(Dataset items)
- - -

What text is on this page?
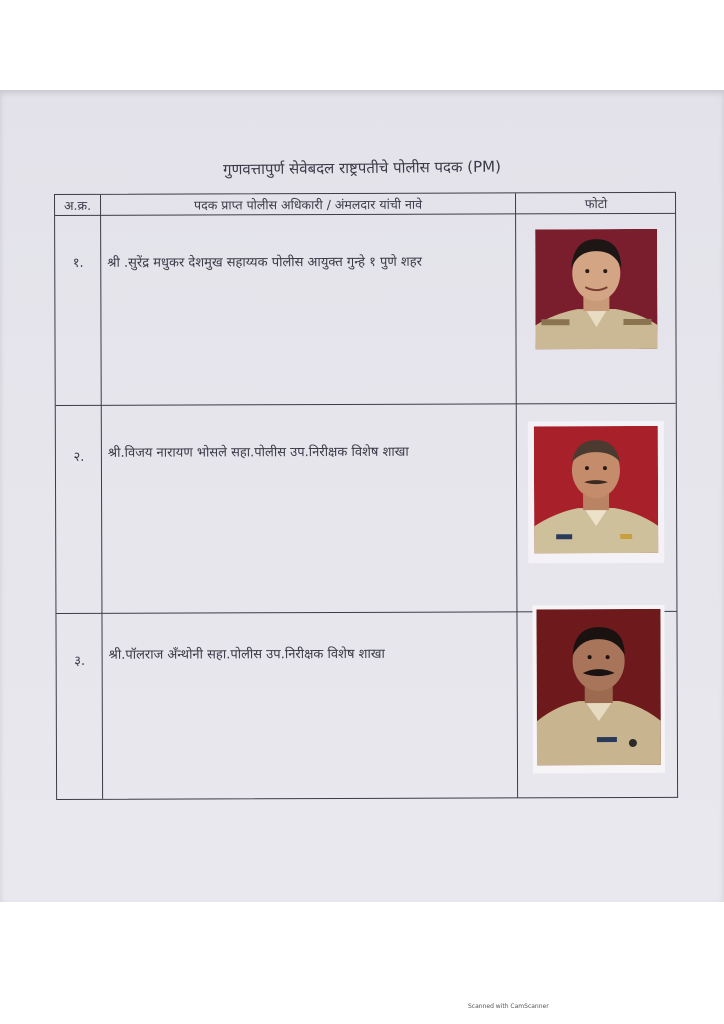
गुणवत्तापुर्ण सेवेबदल राष्ट्रपतीचे पोलीस पदक (PM)
अ.क्र.	पदक प्राप्त पोलीस अधिकारी / अंमलदार यांची नावे	फोटो
१.	श्री .सुरेंद्र मधुकर देशमुख सहाय्यक पोलीस आयुक्त गुन्हे १ पुणे शहर
२.	श्री.विजय नारायण भोसले सहा.पोलीस उप.निरीक्षक विशेष शाखा
३.	श्री.पॉलराज अँन्थोनी सहा.पोलीस उप.निरीक्षक विशेष शाखा
Scanned with CamScanner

- - -

■ Work required:
Give every line above again exactly, with no pictures.

■ Exercise output:
What text is on this page?
गुणवत्तापुर्ण सेवेबदल राष्ट्रपतीचे पोलीस पदक (PM)
अ.क्र.	पदक प्राप्त पोलीस अधिकारी / अंमलदार यांची नावे	फोटो
१.	श्री .सुरेंद्र मधुकर देशमुख सहाय्यक पोलीस आयुक्त गुन्हे १ पुणे शहर
२.	श्री.विजय नारायण भोसले सहा.पोलीस उप.निरीक्षक विशेष शाखा
३.	श्री.पॉलराज अँन्थोनी सहा.पोलीस उप.निरीक्षक विशेष शाखा
Scanned with CamScanner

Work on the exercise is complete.